▶ **Goal of the exercise**
Copy every entry exactly.

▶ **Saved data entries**

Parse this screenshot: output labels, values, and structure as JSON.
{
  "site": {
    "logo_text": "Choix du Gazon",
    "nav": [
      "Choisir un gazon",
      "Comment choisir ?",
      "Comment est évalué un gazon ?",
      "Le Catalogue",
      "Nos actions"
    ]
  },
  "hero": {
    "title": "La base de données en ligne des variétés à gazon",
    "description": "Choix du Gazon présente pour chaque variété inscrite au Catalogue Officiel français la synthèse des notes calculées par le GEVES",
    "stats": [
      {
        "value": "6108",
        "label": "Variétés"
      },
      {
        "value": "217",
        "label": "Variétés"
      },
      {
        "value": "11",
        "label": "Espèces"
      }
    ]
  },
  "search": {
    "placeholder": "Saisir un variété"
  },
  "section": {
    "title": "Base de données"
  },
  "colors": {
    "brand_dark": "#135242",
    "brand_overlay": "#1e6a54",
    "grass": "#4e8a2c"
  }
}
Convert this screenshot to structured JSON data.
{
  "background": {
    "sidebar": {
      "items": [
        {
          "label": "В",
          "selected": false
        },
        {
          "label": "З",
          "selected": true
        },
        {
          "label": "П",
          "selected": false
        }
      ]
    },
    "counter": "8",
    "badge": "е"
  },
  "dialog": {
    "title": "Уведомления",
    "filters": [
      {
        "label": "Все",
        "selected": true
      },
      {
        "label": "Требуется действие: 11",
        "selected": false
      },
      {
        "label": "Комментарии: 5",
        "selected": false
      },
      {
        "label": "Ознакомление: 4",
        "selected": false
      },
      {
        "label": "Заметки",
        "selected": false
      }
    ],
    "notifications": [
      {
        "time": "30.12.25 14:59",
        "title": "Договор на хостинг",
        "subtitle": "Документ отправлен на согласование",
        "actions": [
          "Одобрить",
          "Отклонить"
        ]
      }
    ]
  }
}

▶ **Task output**
Parse this screenshot: output labels, values, and structure as JSON.
{
  "site": {
    "logo_text": "Choix du Gazon",
    "nav": [
      "Choisir un gazon",
      "Comment choisir ?",
      "Comment est évalué un gazon ?",
      "Le Catalogue",
      "Nos actions"
    ]
  },
  "hero": {
    "title": "La base de données en ligne des variétés à gazon",
    "description": "Choix du Gazon présente pour chaque variété inscrite au Catalogue Officiel français la synthèse des notes calculées par le GEVES",
    "stats": [
      {
        "value": "6108",
        "label": "Variétés"
      },
      {
        "value": "217",
        "label": "Variétés"
      },
      {
        "value": "11",
        "label": "Espèces"
      }
    ]
  },
  "search": {
    "placeholder": "Saisir un variété"
  },
  "section": {
    "title": "Base de données"
  },
  "colors": {
    "brand_dark": "#135242",
    "brand_overlay": "#1e6a54",
    "grass": "#4e8a2c"
  }
}
Convert this screenshot to structured JSON data.
{
  "background": {
    "sidebar": {
      "items": [
        {
          "label": "В",
          "selected": false
        },
        {
          "label": "З",
          "selected": true
        },
        {
          "label": "П",
          "selected": false
        }
      ]
    },
    "counter": "8",
    "badge": "е"
  },
  "dialog": {
    "title": "Уведомления",
    "filters": [
      {
        "label": "Все",
        "selected": true
      },
      {
        "label": "Требуется действие: 11",
        "selected": false
      },
      {
        "label": "Комментарии: 5",
        "selected": false
      },
      {
        "label": "Ознакомление: 4",
        "selected": false
      },
      {
        "label": "Заметки",
        "selected": false
      }
    ],
    "notifications": [
      {
        "time": "30.12.25 14:59",
        "title": "Договор на хостинг",
        "subtitle": "Документ отправлен на согласование",
        "actions": [
          "Одобрить",
          "Отклонить"
        ]
      }
    ]
  }
}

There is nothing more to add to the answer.